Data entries

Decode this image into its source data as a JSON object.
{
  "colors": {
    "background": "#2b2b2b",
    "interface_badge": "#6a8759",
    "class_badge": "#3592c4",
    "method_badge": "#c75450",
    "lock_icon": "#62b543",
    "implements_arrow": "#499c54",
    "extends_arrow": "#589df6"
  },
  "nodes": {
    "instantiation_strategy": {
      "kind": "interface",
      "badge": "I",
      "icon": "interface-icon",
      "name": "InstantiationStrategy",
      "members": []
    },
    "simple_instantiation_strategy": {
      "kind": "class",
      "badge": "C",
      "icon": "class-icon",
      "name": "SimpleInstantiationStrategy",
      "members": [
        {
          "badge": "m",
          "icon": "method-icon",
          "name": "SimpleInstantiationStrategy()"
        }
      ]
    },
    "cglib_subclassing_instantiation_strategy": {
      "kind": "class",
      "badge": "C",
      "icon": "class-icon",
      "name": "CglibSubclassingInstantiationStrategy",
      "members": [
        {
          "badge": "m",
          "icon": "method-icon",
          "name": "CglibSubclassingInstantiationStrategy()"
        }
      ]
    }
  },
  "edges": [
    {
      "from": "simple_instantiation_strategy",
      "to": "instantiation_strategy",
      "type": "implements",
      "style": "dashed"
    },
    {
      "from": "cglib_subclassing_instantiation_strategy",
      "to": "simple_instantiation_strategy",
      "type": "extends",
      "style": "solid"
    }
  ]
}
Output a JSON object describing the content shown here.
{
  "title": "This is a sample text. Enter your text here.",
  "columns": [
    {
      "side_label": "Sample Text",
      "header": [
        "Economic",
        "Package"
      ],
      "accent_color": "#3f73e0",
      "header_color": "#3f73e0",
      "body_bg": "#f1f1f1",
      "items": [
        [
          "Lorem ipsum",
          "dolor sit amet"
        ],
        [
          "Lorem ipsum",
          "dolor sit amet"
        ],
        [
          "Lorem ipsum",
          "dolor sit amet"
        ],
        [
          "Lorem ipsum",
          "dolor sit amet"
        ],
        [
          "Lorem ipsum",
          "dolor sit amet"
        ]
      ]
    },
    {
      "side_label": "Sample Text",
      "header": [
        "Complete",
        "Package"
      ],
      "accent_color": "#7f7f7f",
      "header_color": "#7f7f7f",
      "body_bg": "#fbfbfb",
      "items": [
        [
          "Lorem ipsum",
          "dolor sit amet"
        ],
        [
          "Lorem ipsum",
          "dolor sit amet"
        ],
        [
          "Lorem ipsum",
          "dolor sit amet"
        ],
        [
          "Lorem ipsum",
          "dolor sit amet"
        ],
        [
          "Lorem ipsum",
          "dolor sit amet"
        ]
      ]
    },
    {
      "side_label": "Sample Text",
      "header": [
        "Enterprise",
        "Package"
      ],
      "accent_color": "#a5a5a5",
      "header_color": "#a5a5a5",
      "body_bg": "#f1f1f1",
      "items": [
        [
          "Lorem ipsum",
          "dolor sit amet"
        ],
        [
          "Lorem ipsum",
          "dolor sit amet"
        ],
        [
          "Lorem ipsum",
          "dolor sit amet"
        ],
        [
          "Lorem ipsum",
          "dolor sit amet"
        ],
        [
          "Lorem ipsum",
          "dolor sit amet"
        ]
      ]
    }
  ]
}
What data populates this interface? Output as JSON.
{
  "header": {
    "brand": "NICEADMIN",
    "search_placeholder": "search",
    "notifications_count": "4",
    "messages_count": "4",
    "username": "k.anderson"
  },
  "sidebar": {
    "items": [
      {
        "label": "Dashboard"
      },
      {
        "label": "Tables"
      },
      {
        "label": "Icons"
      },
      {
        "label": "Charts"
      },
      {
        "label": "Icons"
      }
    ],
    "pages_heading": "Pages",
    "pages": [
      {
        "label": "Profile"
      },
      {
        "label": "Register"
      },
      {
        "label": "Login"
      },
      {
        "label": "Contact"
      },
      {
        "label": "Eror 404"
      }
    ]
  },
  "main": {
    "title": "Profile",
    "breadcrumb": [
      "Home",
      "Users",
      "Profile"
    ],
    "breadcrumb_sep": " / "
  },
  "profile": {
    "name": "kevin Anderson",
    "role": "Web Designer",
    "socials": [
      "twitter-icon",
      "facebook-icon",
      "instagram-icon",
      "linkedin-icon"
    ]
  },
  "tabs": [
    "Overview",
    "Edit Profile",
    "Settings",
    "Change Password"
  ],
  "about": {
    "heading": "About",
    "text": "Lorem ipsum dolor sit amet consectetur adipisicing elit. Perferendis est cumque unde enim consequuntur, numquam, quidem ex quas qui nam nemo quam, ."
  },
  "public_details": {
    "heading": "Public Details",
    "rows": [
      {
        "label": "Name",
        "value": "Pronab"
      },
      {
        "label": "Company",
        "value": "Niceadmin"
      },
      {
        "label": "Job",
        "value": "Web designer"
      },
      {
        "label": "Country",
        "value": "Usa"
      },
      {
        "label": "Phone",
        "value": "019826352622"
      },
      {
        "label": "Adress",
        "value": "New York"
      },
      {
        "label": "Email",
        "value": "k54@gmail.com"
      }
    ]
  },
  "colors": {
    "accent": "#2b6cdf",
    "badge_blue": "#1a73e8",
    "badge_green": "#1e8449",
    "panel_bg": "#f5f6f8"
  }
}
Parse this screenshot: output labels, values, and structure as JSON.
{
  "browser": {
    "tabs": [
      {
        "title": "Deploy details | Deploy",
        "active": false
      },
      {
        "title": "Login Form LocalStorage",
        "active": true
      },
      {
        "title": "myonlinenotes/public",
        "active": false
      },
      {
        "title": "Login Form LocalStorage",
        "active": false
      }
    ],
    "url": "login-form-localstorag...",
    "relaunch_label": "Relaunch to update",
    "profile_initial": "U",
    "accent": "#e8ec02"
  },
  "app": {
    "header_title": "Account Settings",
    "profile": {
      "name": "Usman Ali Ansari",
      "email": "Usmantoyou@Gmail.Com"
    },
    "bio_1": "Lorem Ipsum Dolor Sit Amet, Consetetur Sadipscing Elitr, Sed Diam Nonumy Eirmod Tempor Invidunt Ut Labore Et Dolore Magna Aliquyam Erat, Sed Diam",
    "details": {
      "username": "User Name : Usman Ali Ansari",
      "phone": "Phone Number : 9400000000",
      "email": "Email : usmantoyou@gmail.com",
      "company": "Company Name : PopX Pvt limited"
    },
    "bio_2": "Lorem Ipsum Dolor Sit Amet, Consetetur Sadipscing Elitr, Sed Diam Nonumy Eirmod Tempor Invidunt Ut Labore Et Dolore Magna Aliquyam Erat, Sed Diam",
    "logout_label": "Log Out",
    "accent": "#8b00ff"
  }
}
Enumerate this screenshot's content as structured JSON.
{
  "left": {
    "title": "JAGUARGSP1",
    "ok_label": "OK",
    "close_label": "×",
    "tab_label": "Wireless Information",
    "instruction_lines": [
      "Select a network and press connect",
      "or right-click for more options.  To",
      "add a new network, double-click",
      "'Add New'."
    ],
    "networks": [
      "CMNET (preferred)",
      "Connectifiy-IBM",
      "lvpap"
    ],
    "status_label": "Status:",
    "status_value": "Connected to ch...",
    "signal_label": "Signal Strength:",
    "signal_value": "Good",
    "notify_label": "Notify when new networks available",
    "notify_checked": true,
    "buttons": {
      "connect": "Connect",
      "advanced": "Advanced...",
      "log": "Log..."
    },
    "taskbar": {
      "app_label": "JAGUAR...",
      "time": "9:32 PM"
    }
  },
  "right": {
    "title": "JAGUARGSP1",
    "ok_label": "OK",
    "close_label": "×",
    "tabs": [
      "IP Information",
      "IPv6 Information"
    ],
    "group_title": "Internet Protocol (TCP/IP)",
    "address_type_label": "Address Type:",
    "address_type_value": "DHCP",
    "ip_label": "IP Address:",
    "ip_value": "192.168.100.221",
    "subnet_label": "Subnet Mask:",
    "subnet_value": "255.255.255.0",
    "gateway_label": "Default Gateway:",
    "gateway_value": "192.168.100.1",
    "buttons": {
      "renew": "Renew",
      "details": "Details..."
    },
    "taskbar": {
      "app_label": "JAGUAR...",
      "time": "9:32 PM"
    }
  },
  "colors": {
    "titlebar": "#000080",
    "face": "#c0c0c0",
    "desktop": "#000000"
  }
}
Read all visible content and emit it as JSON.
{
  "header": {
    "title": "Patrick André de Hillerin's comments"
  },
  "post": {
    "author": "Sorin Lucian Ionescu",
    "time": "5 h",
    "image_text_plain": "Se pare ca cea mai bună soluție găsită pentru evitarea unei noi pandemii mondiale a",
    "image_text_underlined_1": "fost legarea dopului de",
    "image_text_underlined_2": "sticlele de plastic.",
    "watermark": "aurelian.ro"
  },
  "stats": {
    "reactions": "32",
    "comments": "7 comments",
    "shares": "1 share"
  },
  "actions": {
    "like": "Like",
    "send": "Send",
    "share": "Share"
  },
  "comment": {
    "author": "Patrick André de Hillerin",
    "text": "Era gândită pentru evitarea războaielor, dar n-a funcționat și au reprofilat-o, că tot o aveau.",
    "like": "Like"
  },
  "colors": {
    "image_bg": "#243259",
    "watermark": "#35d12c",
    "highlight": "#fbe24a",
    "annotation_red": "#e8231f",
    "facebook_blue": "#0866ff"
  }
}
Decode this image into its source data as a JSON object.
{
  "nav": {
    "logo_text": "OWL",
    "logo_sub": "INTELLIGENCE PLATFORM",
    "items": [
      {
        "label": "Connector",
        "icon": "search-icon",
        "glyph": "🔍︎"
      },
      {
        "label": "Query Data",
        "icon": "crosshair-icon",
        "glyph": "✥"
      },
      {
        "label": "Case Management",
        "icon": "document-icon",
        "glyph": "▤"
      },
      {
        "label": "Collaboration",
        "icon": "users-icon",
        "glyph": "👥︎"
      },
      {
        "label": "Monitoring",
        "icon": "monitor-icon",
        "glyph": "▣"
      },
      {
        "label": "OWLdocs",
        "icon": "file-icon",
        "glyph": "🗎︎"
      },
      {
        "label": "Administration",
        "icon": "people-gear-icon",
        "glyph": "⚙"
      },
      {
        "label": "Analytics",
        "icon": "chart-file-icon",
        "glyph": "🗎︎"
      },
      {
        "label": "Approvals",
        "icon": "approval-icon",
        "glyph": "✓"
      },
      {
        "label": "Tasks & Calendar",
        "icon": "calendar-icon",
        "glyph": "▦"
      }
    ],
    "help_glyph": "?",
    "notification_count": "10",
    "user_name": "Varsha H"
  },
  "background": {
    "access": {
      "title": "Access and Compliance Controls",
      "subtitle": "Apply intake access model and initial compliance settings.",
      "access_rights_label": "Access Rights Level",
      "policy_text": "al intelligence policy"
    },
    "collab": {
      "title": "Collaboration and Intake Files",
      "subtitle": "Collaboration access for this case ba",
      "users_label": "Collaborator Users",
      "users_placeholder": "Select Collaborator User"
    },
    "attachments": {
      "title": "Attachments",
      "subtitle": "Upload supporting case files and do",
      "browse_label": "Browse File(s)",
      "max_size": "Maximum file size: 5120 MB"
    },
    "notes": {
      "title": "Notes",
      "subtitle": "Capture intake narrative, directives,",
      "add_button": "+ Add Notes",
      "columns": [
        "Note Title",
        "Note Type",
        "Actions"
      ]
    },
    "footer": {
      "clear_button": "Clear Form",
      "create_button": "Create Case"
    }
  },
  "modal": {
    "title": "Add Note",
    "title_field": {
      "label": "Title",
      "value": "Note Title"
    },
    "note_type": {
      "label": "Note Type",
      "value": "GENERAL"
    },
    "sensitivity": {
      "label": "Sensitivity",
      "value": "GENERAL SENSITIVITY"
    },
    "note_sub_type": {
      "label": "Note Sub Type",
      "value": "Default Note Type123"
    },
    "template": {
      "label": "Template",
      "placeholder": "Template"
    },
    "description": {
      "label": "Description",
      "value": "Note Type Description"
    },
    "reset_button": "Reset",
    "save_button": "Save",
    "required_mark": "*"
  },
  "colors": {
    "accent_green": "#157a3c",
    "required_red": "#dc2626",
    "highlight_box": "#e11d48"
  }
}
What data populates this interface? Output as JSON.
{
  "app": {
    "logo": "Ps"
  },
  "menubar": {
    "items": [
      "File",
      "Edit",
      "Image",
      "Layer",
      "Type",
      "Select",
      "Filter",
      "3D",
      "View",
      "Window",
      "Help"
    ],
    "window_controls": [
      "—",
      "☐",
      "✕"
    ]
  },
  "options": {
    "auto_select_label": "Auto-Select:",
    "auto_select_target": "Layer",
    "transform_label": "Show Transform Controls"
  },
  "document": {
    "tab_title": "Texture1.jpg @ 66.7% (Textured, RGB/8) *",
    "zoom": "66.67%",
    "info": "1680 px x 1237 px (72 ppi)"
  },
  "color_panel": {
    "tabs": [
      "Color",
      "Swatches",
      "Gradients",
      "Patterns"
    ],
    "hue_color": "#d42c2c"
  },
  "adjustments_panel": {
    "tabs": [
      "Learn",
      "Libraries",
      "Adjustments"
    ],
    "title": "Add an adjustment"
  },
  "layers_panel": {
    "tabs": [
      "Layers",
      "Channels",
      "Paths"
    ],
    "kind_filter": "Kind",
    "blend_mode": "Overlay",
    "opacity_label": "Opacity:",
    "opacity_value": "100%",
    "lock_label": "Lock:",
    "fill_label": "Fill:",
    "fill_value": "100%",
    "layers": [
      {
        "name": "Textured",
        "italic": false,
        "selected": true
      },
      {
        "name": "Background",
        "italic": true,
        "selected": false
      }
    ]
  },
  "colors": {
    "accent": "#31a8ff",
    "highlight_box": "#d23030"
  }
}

What you should do: Go through the preceding material and copy each line that has the word "evitarea".

Solved exercise:
    "image_text_plain": "Se pare ca cea mai bună soluție găsită pentru evitarea unei noi pandemii mondiale a",
    "text": "Era gândită pentru evitarea războaielor, dar n-a funcționat și au reprofilat-o, că tot o aveau.",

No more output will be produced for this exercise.